# [PROBLEM TO WORK ON]
Write out all of the entries exactly, please.

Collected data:
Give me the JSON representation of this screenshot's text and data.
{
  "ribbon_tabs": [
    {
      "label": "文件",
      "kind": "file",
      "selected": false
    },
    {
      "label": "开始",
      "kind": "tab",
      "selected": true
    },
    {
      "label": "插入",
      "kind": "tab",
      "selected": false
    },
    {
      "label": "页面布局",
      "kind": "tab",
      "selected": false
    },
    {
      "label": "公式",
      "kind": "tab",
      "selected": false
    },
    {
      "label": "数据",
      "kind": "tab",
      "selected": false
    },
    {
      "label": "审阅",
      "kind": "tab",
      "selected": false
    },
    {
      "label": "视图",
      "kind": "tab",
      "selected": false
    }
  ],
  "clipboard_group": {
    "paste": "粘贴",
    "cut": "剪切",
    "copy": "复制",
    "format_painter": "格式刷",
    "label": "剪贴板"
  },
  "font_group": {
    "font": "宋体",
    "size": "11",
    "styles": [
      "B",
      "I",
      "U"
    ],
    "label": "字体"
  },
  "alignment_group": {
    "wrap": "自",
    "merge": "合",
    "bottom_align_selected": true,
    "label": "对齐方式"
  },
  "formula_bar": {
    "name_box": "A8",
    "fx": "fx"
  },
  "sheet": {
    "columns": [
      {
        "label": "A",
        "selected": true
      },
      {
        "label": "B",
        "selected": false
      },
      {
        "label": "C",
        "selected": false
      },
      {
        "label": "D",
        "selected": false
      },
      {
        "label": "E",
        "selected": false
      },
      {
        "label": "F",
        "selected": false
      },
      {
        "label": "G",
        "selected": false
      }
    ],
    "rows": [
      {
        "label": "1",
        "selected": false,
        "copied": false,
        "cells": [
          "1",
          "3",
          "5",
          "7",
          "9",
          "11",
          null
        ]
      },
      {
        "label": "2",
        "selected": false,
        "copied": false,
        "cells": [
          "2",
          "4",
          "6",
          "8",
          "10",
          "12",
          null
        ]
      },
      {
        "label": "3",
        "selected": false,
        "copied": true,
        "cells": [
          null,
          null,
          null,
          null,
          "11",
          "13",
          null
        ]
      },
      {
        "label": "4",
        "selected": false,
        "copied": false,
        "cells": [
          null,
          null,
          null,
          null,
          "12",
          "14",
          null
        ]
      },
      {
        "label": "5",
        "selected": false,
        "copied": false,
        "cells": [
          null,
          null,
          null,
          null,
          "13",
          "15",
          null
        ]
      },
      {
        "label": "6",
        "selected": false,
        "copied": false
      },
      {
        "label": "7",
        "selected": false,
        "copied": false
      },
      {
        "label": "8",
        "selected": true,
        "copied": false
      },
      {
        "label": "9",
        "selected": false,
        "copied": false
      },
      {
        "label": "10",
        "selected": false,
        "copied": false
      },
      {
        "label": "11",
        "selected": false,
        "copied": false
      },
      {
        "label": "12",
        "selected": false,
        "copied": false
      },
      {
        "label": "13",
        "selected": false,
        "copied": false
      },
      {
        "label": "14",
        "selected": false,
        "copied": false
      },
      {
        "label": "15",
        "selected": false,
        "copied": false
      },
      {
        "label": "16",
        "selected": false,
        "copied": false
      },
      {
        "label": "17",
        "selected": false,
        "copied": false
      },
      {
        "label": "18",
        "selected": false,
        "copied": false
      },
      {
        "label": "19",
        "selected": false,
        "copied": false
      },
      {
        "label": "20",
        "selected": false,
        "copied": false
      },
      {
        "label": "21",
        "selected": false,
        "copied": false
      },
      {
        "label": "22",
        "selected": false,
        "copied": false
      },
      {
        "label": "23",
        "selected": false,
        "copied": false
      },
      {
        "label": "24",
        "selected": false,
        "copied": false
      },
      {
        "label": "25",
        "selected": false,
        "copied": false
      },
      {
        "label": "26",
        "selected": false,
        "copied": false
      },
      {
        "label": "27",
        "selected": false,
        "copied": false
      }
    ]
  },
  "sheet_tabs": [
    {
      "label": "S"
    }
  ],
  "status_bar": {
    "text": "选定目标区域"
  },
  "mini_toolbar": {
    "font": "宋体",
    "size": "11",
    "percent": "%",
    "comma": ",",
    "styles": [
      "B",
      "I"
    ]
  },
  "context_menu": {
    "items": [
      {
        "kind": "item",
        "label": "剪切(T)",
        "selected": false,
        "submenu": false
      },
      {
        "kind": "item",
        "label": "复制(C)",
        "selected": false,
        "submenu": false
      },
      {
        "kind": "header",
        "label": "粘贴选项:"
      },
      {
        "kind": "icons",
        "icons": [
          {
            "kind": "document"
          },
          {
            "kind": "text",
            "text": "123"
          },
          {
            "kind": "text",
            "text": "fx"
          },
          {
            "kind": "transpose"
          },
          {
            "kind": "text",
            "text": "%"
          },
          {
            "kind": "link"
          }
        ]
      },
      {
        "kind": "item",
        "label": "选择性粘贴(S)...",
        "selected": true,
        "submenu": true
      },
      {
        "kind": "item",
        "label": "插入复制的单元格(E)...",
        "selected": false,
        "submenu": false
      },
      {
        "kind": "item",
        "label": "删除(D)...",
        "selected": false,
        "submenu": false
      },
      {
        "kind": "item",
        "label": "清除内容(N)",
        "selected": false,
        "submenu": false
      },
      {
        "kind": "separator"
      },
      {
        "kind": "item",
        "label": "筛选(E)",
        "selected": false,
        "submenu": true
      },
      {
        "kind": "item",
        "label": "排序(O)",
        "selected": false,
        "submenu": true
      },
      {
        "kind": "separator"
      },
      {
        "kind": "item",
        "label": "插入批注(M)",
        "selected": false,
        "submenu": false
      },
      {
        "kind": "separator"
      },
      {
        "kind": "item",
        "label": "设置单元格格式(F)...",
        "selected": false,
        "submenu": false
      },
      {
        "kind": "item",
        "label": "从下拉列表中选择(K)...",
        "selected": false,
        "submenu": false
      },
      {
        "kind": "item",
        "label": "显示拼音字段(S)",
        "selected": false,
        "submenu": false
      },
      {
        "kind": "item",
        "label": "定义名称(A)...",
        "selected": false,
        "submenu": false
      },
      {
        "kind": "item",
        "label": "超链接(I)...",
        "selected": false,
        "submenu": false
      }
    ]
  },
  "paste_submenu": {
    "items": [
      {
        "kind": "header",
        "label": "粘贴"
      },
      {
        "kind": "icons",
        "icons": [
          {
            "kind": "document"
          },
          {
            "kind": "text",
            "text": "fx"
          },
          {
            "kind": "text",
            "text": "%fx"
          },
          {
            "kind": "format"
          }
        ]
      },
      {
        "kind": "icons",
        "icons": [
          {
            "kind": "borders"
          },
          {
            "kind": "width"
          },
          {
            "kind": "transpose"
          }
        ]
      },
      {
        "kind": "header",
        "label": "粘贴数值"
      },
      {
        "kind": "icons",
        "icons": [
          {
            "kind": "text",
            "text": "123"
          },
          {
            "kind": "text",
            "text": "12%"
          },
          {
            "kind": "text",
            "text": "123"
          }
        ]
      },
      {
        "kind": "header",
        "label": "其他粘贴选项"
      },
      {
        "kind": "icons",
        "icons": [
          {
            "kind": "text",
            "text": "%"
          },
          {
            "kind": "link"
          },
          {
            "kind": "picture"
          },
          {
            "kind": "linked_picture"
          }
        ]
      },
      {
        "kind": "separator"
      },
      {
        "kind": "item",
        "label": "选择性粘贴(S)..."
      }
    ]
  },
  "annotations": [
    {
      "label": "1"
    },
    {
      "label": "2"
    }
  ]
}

# [RESPONSE BELOW]
Give me the JSON representation of this screenshot's text and data.
{
  "ribbon_tabs": [
    {
      "label": "文件",
      "kind": "file",
      "selected": false
    },
    {
      "label": "开始",
      "kind": "tab",
      "selected": true
    },
    {
      "label": "插入",
      "kind": "tab",
      "selected": false
    },
    {
      "label": "页面布局",
      "kind": "tab",
      "selected": false
    },
    {
      "label": "公式",
      "kind": "tab",
      "selected": false
    },
    {
      "label": "数据",
      "kind": "tab",
      "selected": false
    },
    {
      "label": "审阅",
      "kind": "tab",
      "selected": false
    },
    {
      "label": "视图",
      "kind": "tab",
      "selected": false
    }
  ],
  "clipboard_group": {
    "paste": "粘贴",
    "cut": "剪切",
    "copy": "复制",
    "format_painter": "格式刷",
    "label": "剪贴板"
  },
  "font_group": {
    "font": "宋体",
    "size": "11",
    "styles": [
      "B",
      "I",
      "U"
    ],
    "label": "字体"
  },
  "alignment_group": {
    "wrap": "自",
    "merge": "合",
    "bottom_align_selected": true,
    "label": "对齐方式"
  },
  "formula_bar": {
    "name_box": "A8",
    "fx": "fx"
  },
  "sheet": {
    "columns": [
      {
        "label": "A",
        "selected": true
      },
      {
        "label": "B",
        "selected": false
      },
      {
        "label": "C",
        "selected": false
      },
      {
        "label": "D",
        "selected": false
      },
      {
        "label": "E",
        "selected": false
      },
      {
        "label": "F",
        "selected": false
      },
      {
        "label": "G",
        "selected": false
      }
    ],
    "rows": [
      {
        "label": "1",
        "selected": false,
        "copied": false,
        "cells": [
          "1",
          "3",
          "5",
          "7",
          "9",
          "11",
          null
        ]
      },
      {
        "label": "2",
        "selected": false,
        "copied": false,
        "cells": [
          "2",
          "4",
          "6",
          "8",
          "10",
          "12",
          null
        ]
      },
      {
        "label": "3",
        "selected": false,
        "copied": true,
        "cells": [
          null,
          null,
          null,
          null,
          "11",
          "13",
          null
        ]
      },
      {
        "label": "4",
        "selected": false,
        "copied": false,
        "cells": [
          null,
          null,
          null,
          null,
          "12",
          "14",
          null
        ]
      },
      {
        "label": "5",
        "selected": false,
        "copied": false,
        "cells": [
          null,
          null,
          null,
          null,
          "13",
          "15",
          null
        ]
      },
      {
        "label": "6",
        "selected": false,
        "copied": false
      },
      {
        "label": "7",
        "selected": false,
        "copied": false
      },
      {
        "label": "8",
        "selected": true,
        "copied": false
      },
      {
        "label": "9",
        "selected": false,
        "copied": false
      },
      {
        "label": "10",
        "selected": false,
        "copied": false
      },
      {
        "label": "11",
        "selected": false,
        "copied": false
      },
      {
        "label": "12",
        "selected": false,
        "copied": false
      },
      {
        "label": "13",
        "selected": false,
        "copied": false
      },
      {
        "label": "14",
        "selected": false,
        "copied": false
      },
      {
        "label": "15",
        "selected": false,
        "copied": false
      },
      {
        "label": "16",
        "selected": false,
        "copied": false
      },
      {
        "label": "17",
        "selected": false,
        "copied": false
      },
      {
        "label": "18",
        "selected": false,
        "copied": false
      },
      {
        "label": "19",
        "selected": false,
        "copied": false
      },
      {
        "label": "20",
        "selected": false,
        "copied": false
      },
      {
        "label": "21",
        "selected": false,
        "copied": false
      },
      {
        "label": "22",
        "selected": false,
        "copied": false
      },
      {
        "label": "23",
        "selected": false,
        "copied": false
      },
      {
        "label": "24",
        "selected": false,
        "copied": false
      },
      {
        "label": "25",
        "selected": false,
        "copied": false
      },
      {
        "label": "26",
        "selected": false,
        "copied": false
      },
      {
        "label": "27",
        "selected": false,
        "copied": false
      }
    ]
  },
  "sheet_tabs": [
    {
      "label": "S"
    }
  ],
  "status_bar": {
    "text": "选定目标区域"
  },
  "mini_toolbar": {
    "font": "宋体",
    "size": "11",
    "percent": "%",
    "comma": ",",
    "styles": [
      "B",
      "I"
    ]
  },
  "context_menu": {
    "items": [
      {
        "kind": "item",
        "label": "剪切(T)",
        "selected": false,
        "submenu": false
      },
      {
        "kind": "item",
        "label": "复制(C)",
        "selected": false,
        "submenu": false
      },
      {
        "kind": "header",
        "label": "粘贴选项:"
      },
      {
        "kind": "icons",
        "icons": [
          {
            "kind": "document"
          },
          {
            "kind": "text",
            "text": "123"
          },
          {
            "kind": "text",
            "text": "fx"
          },
          {
            "kind": "transpose"
          },
          {
            "kind": "text",
            "text": "%"
          },
          {
            "kind": "link"
          }
        ]
      },
      {
        "kind": "item",
        "label": "选择性粘贴(S)...",
        "selected": true,
        "submenu": true
      },
      {
        "kind": "item",
        "label": "插入复制的单元格(E)...",
        "selected": false,
        "submenu": false
      },
      {
        "kind": "item",
        "label": "删除(D)...",
        "selected": false,
        "submenu": false
      },
      {
        "kind": "item",
        "label": "清除内容(N)",
        "selected": false,
        "submenu": false
      },
      {
        "kind": "separator"
      },
      {
        "kind": "item",
        "label": "筛选(E)",
        "selected": false,
        "submenu": true
      },
      {
        "kind": "item",
        "label": "排序(O)",
        "selected": false,
        "submenu": true
      },
      {
        "kind": "separator"
      },
      {
        "kind": "item",
        "label": "插入批注(M)",
        "selected": false,
        "submenu": false
      },
      {
        "kind": "separator"
      },
      {
        "kind": "item",
        "label": "设置单元格格式(F)...",
        "selected": false,
        "submenu": false
      },
      {
        "kind": "item",
        "label": "从下拉列表中选择(K)...",
        "selected": false,
        "submenu": false
      },
      {
        "kind": "item",
        "label": "显示拼音字段(S)",
        "selected": false,
        "submenu": false
      },
      {
        "kind": "item",
        "label": "定义名称(A)...",
        "selected": false,
        "submenu": false
      },
      {
        "kind": "item",
        "label": "超链接(I)...",
        "selected": false,
        "submenu": false
      }
    ]
  },
  "paste_submenu": {
    "items": [
      {
        "kind": "header",
        "label": "粘贴"
      },
      {
        "kind": "icons",
        "icons": [
          {
            "kind": "document"
          },
          {
            "kind": "text",
            "text": "fx"
          },
          {
            "kind": "text",
            "text": "%fx"
          },
          {
            "kind": "format"
          }
        ]
      },
      {
        "kind": "icons",
        "icons": [
          {
            "kind": "borders"
          },
          {
            "kind": "width"
          },
          {
            "kind": "transpose"
          }
        ]
      },
      {
        "kind": "header",
        "label": "粘贴数值"
      },
      {
        "kind": "icons",
        "icons": [
          {
            "kind": "text",
            "text": "123"
          },
          {
            "kind": "text",
            "text": "12%"
          },
          {
            "kind": "text",
            "text": "123"
          }
        ]
      },
      {
        "kind": "header",
        "label": "其他粘贴选项"
      },
      {
        "kind": "icons",
        "icons": [
          {
            "kind": "text",
            "text": "%"
          },
          {
            "kind": "link"
          },
          {
            "kind": "picture"
          },
          {
            "kind": "linked_picture"
          }
        ]
      },
      {
        "kind": "separator"
      },
      {
        "kind": "item",
        "label": "选择性粘贴(S)..."
      }
    ]
  },
  "annotations": [
    {
      "label": "1"
    },
    {
      "label": "2"
    }
  ]
}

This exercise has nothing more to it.